Your goal: Locate the lines that hold the string "text". Copy every such line.
------ Listing
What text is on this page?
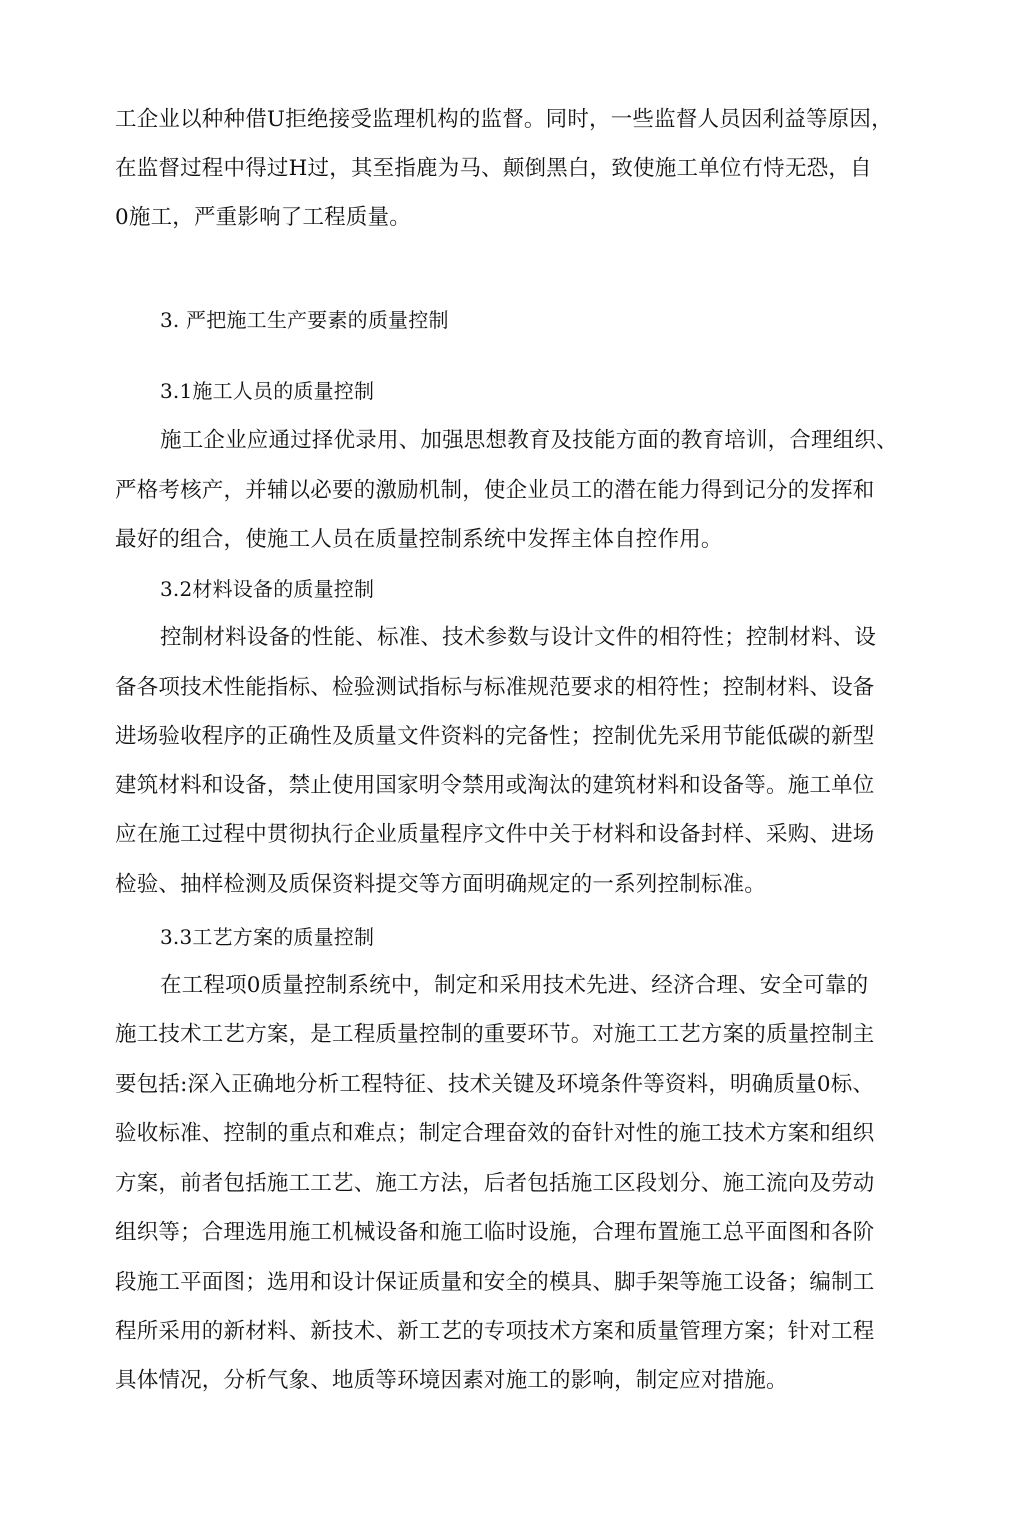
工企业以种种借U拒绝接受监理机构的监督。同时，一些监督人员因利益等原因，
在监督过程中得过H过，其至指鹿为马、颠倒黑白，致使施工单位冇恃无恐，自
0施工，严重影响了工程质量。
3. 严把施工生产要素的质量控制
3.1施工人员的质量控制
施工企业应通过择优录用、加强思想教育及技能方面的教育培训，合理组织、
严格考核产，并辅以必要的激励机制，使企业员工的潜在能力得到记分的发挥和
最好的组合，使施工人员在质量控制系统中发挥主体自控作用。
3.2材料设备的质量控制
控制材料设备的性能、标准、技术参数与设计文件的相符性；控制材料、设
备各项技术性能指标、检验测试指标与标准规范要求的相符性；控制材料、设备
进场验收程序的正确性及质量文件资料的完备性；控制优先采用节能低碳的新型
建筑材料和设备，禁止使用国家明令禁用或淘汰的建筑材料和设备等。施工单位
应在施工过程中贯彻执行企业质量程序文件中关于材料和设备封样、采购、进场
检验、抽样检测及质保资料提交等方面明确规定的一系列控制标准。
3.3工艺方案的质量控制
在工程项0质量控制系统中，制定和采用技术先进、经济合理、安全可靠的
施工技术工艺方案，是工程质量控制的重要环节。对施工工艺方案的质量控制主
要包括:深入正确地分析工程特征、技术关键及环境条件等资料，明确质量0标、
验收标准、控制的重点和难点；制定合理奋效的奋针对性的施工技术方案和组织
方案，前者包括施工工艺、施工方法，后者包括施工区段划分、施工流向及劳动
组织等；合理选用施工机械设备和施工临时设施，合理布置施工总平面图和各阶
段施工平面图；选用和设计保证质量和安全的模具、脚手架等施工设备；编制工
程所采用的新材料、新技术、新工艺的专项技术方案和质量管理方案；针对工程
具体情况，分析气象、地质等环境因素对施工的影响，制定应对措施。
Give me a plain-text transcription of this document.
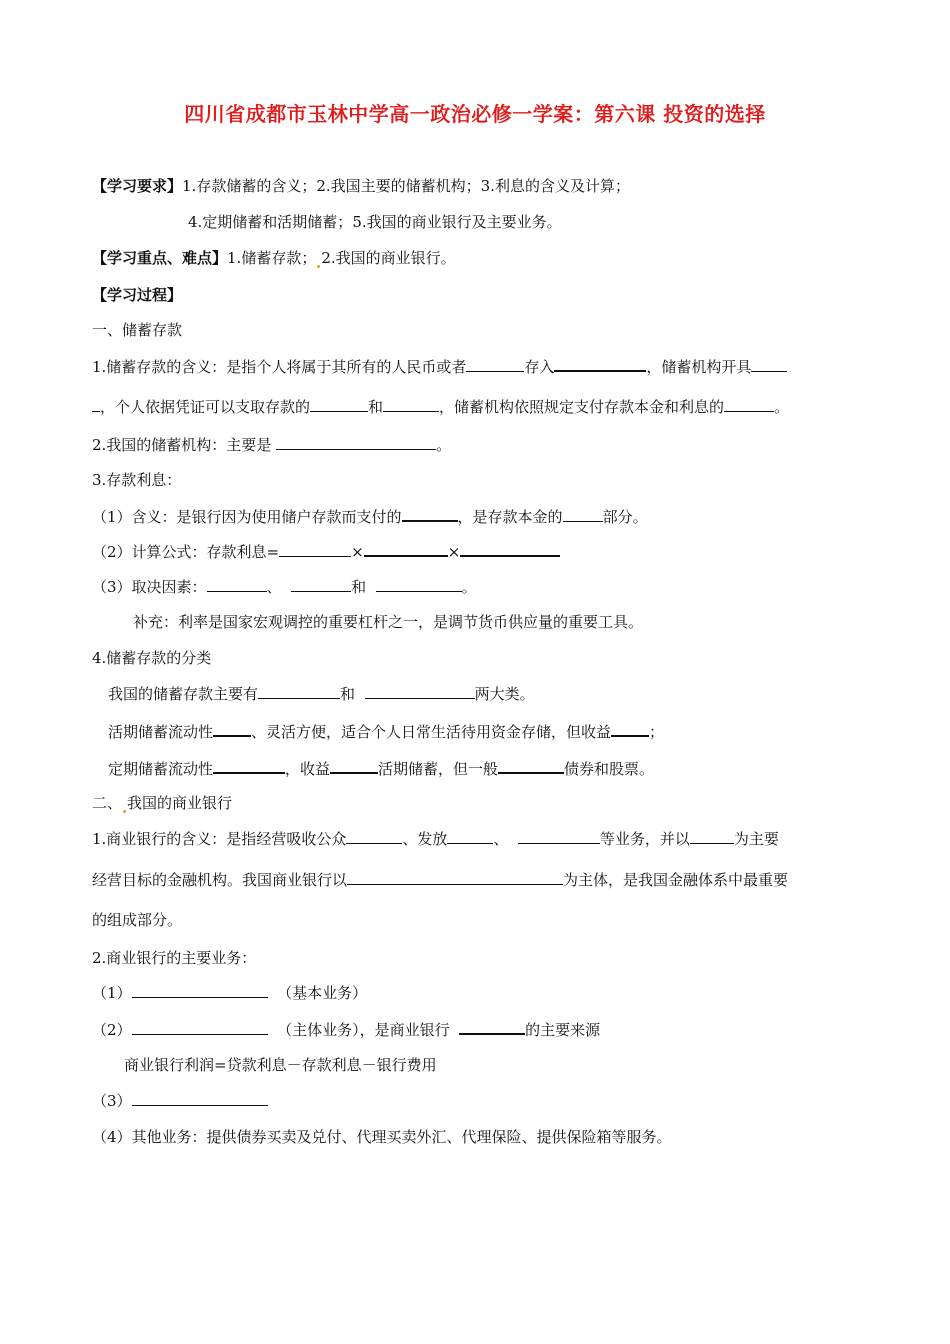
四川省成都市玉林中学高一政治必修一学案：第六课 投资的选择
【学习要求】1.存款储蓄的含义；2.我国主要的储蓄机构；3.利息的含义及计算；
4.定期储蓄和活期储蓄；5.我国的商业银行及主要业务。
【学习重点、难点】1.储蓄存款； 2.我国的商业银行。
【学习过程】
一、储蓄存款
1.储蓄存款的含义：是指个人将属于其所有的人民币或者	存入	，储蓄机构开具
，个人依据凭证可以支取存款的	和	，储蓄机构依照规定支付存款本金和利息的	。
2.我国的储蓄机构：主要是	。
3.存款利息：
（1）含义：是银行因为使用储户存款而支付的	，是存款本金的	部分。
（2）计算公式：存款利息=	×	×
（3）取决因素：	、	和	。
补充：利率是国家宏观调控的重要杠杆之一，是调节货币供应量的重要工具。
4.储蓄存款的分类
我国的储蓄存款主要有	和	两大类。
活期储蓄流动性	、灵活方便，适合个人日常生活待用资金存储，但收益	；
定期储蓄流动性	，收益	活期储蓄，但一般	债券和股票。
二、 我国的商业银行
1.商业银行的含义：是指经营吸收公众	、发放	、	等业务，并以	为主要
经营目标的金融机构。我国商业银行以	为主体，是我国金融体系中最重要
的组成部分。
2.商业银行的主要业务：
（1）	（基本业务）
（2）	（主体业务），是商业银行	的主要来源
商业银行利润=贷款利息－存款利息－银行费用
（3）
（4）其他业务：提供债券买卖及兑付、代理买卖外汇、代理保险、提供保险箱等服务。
------------
------ Listing
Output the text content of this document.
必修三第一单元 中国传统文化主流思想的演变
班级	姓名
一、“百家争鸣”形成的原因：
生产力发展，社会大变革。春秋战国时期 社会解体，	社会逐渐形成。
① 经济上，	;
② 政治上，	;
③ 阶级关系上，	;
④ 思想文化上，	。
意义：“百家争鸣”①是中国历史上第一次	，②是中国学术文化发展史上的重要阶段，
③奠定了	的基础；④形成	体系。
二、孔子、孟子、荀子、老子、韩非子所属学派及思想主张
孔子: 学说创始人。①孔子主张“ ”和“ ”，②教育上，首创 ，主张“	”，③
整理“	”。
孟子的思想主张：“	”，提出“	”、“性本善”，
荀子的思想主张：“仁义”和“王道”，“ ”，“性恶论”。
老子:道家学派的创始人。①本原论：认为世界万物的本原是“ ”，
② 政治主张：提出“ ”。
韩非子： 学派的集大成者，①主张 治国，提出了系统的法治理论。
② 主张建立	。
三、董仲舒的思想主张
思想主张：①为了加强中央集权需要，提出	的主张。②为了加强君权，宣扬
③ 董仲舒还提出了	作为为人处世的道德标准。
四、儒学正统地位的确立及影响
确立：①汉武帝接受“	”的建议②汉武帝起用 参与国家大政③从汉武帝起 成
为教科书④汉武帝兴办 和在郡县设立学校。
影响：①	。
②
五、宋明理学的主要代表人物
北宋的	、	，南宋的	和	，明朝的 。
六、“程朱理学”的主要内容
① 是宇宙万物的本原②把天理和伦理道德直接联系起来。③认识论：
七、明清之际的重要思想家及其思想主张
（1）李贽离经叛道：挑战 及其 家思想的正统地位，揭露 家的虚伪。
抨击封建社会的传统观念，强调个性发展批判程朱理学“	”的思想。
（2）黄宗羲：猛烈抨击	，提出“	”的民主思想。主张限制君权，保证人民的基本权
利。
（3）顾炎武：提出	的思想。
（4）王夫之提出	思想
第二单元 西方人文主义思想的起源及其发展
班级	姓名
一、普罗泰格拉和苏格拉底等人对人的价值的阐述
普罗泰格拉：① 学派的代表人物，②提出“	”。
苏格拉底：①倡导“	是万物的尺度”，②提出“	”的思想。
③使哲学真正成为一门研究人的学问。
------------
Response to the exercise:
What text is on this page?
Give me a plain-text transcription of this document.
Output the text content of this document.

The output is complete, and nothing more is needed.